_Exercise instructions_:
Restate the full set of records exactly, without adding or dropping a word.
>>>
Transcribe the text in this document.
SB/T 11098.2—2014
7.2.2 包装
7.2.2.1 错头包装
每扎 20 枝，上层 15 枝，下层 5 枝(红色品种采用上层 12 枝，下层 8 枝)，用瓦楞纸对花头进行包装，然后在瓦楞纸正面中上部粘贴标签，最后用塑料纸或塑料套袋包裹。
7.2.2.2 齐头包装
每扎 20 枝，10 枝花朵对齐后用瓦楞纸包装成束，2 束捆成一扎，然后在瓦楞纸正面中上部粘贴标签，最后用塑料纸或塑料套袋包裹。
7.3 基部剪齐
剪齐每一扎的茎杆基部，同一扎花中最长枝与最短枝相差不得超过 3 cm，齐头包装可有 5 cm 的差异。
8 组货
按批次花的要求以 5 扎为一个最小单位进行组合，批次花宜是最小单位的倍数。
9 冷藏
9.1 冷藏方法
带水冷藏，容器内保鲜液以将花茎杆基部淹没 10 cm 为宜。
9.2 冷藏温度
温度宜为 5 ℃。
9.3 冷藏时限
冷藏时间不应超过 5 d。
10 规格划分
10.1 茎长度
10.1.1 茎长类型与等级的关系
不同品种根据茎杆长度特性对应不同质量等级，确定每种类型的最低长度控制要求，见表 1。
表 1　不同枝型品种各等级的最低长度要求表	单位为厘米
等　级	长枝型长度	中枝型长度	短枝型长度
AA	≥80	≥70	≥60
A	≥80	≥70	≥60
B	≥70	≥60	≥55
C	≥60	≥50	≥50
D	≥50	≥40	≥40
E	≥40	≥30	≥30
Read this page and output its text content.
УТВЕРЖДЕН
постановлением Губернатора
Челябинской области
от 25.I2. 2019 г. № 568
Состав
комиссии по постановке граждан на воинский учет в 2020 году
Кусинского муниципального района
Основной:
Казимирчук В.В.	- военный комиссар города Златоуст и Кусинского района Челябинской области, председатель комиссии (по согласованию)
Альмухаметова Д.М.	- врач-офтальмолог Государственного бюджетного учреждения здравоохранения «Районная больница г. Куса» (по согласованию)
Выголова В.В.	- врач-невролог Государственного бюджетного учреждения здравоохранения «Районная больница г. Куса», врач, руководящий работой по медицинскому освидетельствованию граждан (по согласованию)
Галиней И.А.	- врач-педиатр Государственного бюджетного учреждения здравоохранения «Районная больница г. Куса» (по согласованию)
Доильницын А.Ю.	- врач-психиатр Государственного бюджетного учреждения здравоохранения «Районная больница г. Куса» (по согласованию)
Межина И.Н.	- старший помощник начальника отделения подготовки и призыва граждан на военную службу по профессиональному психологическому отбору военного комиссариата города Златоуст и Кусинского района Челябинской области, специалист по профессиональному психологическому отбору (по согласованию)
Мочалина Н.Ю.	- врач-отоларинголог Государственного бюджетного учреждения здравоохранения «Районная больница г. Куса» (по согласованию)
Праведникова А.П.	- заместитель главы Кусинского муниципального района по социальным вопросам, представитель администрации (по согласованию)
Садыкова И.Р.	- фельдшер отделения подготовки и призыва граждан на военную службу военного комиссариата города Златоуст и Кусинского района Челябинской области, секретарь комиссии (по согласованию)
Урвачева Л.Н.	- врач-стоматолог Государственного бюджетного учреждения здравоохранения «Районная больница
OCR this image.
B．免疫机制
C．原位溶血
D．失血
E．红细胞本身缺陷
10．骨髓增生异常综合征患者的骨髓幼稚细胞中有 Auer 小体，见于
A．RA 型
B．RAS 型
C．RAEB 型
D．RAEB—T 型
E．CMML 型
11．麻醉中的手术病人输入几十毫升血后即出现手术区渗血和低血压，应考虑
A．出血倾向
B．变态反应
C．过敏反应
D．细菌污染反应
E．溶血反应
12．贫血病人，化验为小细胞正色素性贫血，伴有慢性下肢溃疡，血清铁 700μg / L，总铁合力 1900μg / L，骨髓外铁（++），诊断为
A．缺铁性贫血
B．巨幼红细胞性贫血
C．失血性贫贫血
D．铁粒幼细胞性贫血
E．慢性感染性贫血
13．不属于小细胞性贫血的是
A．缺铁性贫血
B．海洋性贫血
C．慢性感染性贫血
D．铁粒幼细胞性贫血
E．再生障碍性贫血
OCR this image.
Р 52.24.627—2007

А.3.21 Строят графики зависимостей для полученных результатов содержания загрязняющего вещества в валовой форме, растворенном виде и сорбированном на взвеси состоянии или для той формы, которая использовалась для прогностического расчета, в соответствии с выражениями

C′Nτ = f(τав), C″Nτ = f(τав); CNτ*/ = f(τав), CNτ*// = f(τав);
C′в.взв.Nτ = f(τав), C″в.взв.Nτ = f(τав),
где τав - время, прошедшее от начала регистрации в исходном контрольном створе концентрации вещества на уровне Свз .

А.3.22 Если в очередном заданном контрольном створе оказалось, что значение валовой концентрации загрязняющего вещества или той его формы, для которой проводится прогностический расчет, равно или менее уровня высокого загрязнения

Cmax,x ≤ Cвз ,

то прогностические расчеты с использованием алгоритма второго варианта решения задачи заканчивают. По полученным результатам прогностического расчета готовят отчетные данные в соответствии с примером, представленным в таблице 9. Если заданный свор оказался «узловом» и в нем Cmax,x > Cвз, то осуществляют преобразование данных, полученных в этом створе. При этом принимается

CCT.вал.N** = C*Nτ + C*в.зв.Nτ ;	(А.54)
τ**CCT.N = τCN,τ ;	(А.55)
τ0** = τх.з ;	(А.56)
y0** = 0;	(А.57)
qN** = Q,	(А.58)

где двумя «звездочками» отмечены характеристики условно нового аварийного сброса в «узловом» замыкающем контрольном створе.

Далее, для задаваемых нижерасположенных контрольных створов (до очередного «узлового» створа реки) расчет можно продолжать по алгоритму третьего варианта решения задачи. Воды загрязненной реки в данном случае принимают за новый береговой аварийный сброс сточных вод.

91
<<<
_Complete response_:
Transcribe the text in this document.
SB/T 11098.2—2014
7.2.2 包装
7.2.2.1 错头包装
每扎 20 枝，上层 15 枝，下层 5 枝(红色品种采用上层 12 枝，下层 8 枝)，用瓦楞纸对花头进行包装，然后在瓦楞纸正面中上部粘贴标签，最后用塑料纸或塑料套袋包裹。
7.2.2.2 齐头包装
每扎 20 枝，10 枝花朵对齐后用瓦楞纸包装成束，2 束捆成一扎，然后在瓦楞纸正面中上部粘贴标签，最后用塑料纸或塑料套袋包裹。
7.3 基部剪齐
剪齐每一扎的茎杆基部，同一扎花中最长枝与最短枝相差不得超过 3 cm，齐头包装可有 5 cm 的差异。
8 组货
按批次花的要求以 5 扎为一个最小单位进行组合，批次花宜是最小单位的倍数。
9 冷藏
9.1 冷藏方法
带水冷藏，容器内保鲜液以将花茎杆基部淹没 10 cm 为宜。
9.2 冷藏温度
温度宜为 5 ℃。
9.3 冷藏时限
冷藏时间不应超过 5 d。
10 规格划分
10.1 茎长度
10.1.1 茎长类型与等级的关系
不同品种根据茎杆长度特性对应不同质量等级，确定每种类型的最低长度控制要求，见表 1。
表 1　不同枝型品种各等级的最低长度要求表	单位为厘米
等　级	长枝型长度	中枝型长度	短枝型长度
AA	≥80	≥70	≥60
A	≥80	≥70	≥60
B	≥70	≥60	≥55
C	≥60	≥50	≥50
D	≥50	≥40	≥40
E	≥40	≥30	≥30
Read this page and output its text content.
УТВЕРЖДЕН
постановлением Губернатора
Челябинской области
от 25.I2. 2019 г. № 568
Состав
комиссии по постановке граждан на воинский учет в 2020 году
Кусинского муниципального района
Основной:
Казимирчук В.В.	- военный комиссар города Златоуст и Кусинского района Челябинской области, председатель комиссии (по согласованию)
Альмухаметова Д.М.	- врач-офтальмолог Государственного бюджетного учреждения здравоохранения «Районная больница г. Куса» (по согласованию)
Выголова В.В.	- врач-невролог Государственного бюджетного учреждения здравоохранения «Районная больница г. Куса», врач, руководящий работой по медицинскому освидетельствованию граждан (по согласованию)
Галиней И.А.	- врач-педиатр Государственного бюджетного учреждения здравоохранения «Районная больница г. Куса» (по согласованию)
Доильницын А.Ю.	- врач-психиатр Государственного бюджетного учреждения здравоохранения «Районная больница г. Куса» (по согласованию)
Межина И.Н.	- старший помощник начальника отделения подготовки и призыва граждан на военную службу по профессиональному психологическому отбору военного комиссариата города Златоуст и Кусинского района Челябинской области, специалист по профессиональному психологическому отбору (по согласованию)
Мочалина Н.Ю.	- врач-отоларинголог Государственного бюджетного учреждения здравоохранения «Районная больница г. Куса» (по согласованию)
Праведникова А.П.	- заместитель главы Кусинского муниципального района по социальным вопросам, представитель администрации (по согласованию)
Садыкова И.Р.	- фельдшер отделения подготовки и призыва граждан на военную службу военного комиссариата города Златоуст и Кусинского района Челябинской области, секретарь комиссии (по согласованию)
Урвачева Л.Н.	- врач-стоматолог Государственного бюджетного учреждения здравоохранения «Районная больница
OCR this image.
B．免疫机制
C．原位溶血
D．失血
E．红细胞本身缺陷
10．骨髓增生异常综合征患者的骨髓幼稚细胞中有 Auer 小体，见于
A．RA 型
B．RAS 型
C．RAEB 型
D．RAEB—T 型
E．CMML 型
11．麻醉中的手术病人输入几十毫升血后即出现手术区渗血和低血压，应考虑
A．出血倾向
B．变态反应
C．过敏反应
D．细菌污染反应
E．溶血反应
12．贫血病人，化验为小细胞正色素性贫血，伴有慢性下肢溃疡，血清铁 700μg / L，总铁合力 1900μg / L，骨髓外铁（++），诊断为
A．缺铁性贫血
B．巨幼红细胞性贫血
C．失血性贫贫血
D．铁粒幼细胞性贫血
E．慢性感染性贫血
13．不属于小细胞性贫血的是
A．缺铁性贫血
B．海洋性贫血
C．慢性感染性贫血
D．铁粒幼细胞性贫血
E．再生障碍性贫血
OCR this image.
Р 52.24.627—2007

А.3.21 Строят графики зависимостей для полученных результатов содержания загрязняющего вещества в валовой форме, растворенном виде и сорбированном на взвеси состоянии или для той формы, которая использовалась для прогностического расчета, в соответствии с выражениями

C′Nτ = f(τав), C″Nτ = f(τав); CNτ*/ = f(τав), CNτ*// = f(τав);
C′в.взв.Nτ = f(τав), C″в.взв.Nτ = f(τав),
где τав - время, прошедшее от начала регистрации в исходном контрольном створе концентрации вещества на уровне Свз .

А.3.22 Если в очередном заданном контрольном створе оказалось, что значение валовой концентрации загрязняющего вещества или той его формы, для которой проводится прогностический расчет, равно или менее уровня высокого загрязнения

Cmax,x ≤ Cвз ,

то прогностические расчеты с использованием алгоритма второго варианта решения задачи заканчивают. По полученным результатам прогностического расчета готовят отчетные данные в соответствии с примером, представленным в таблице 9. Если заданный свор оказался «узловом» и в нем Cmax,x > Cвз, то осуществляют преобразование данных, полученных в этом створе. При этом принимается

CCT.вал.N** = C*Nτ + C*в.зв.Nτ ;	(А.54)
τ**CCT.N = τCN,τ ;	(А.55)
τ0** = τх.з ;	(А.56)
y0** = 0;	(А.57)
qN** = Q,	(А.58)

где двумя «звездочками» отмечены характеристики условно нового аварийного сброса в «узловом» замыкающем контрольном створе.

Далее, для задаваемых нижерасположенных контрольных створов (до очередного «узлового» створа реки) расчет можно продолжать по алгоритму третьего варианта решения задачи. Воды загрязненной реки в данном случае принимают за новый береговой аварийный сброс сточных вод.

91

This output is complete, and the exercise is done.